→ Data rows
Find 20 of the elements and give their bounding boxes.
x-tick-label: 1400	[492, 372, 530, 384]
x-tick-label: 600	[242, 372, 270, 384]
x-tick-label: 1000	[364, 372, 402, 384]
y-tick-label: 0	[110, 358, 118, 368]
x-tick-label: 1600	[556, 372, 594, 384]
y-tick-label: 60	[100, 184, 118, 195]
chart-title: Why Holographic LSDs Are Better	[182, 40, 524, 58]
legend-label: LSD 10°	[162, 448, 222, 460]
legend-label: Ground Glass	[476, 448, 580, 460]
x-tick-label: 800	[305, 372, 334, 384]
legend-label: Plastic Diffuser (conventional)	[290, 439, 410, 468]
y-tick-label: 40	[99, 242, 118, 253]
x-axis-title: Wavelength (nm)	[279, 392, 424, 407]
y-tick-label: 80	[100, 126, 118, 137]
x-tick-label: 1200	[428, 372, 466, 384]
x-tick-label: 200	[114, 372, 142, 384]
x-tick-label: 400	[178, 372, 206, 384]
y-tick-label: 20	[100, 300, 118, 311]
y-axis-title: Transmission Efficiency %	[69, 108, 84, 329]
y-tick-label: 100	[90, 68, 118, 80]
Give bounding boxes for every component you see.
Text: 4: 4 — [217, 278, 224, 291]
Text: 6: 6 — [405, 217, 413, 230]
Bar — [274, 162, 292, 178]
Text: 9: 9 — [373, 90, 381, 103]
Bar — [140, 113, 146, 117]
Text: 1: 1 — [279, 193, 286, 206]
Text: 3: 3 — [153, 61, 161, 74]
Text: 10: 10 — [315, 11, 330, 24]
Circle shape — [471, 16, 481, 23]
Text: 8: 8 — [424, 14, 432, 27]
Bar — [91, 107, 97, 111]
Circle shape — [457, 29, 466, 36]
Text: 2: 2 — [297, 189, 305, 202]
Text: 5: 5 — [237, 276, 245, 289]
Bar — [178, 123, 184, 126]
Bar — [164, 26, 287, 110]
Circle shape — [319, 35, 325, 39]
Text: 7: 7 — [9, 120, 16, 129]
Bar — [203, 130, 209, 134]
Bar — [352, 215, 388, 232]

→ Prompt
Reproduce all of the records above, character for character, keeping every line in its original order.

→ Task output
Find 20 of the elements and give their bounding boxes.
x-tick-label: 1400	[492, 372, 530, 384]
x-tick-label: 600	[242, 372, 270, 384]
x-tick-label: 1000	[364, 372, 402, 384]
y-tick-label: 0	[110, 358, 118, 368]
x-tick-label: 1600	[556, 372, 594, 384]
y-tick-label: 60	[100, 184, 118, 195]
chart-title: Why Holographic LSDs Are Better	[182, 40, 524, 58]
legend-label: LSD 10°	[162, 448, 222, 460]
legend-label: Ground Glass	[476, 448, 580, 460]
x-tick-label: 800	[305, 372, 334, 384]
legend-label: Plastic Diffuser (conventional)	[290, 439, 410, 468]
y-tick-label: 40	[99, 242, 118, 253]
x-axis-title: Wavelength (nm)	[279, 392, 424, 407]
y-tick-label: 80	[100, 126, 118, 137]
x-tick-label: 1200	[428, 372, 466, 384]
x-tick-label: 200	[114, 372, 142, 384]
x-tick-label: 400	[178, 372, 206, 384]
y-tick-label: 20	[100, 300, 118, 311]
y-axis-title: Transmission Efficiency %	[69, 108, 84, 329]
y-tick-label: 100	[90, 68, 118, 80]
Give bounding boxes for every component you see.
Text: 4: 4 — [217, 278, 224, 291]
Text: 6: 6 — [405, 217, 413, 230]
Bar — [274, 162, 292, 178]
Text: 9: 9 — [373, 90, 381, 103]
Bar — [140, 113, 146, 117]
Text: 1: 1 — [279, 193, 286, 206]
Text: 3: 3 — [153, 61, 161, 74]
Text: 10: 10 — [315, 11, 330, 24]
Circle shape — [471, 16, 481, 23]
Text: 8: 8 — [424, 14, 432, 27]
Bar — [91, 107, 97, 111]
Circle shape — [457, 29, 466, 36]
Text: 2: 2 — [297, 189, 305, 202]
Text: 5: 5 — [237, 276, 245, 289]
Bar — [178, 123, 184, 126]
Bar — [164, 26, 287, 110]
Circle shape — [319, 35, 325, 39]
Text: 7: 7 — [9, 120, 16, 129]
Bar — [203, 130, 209, 134]
Bar — [352, 215, 388, 232]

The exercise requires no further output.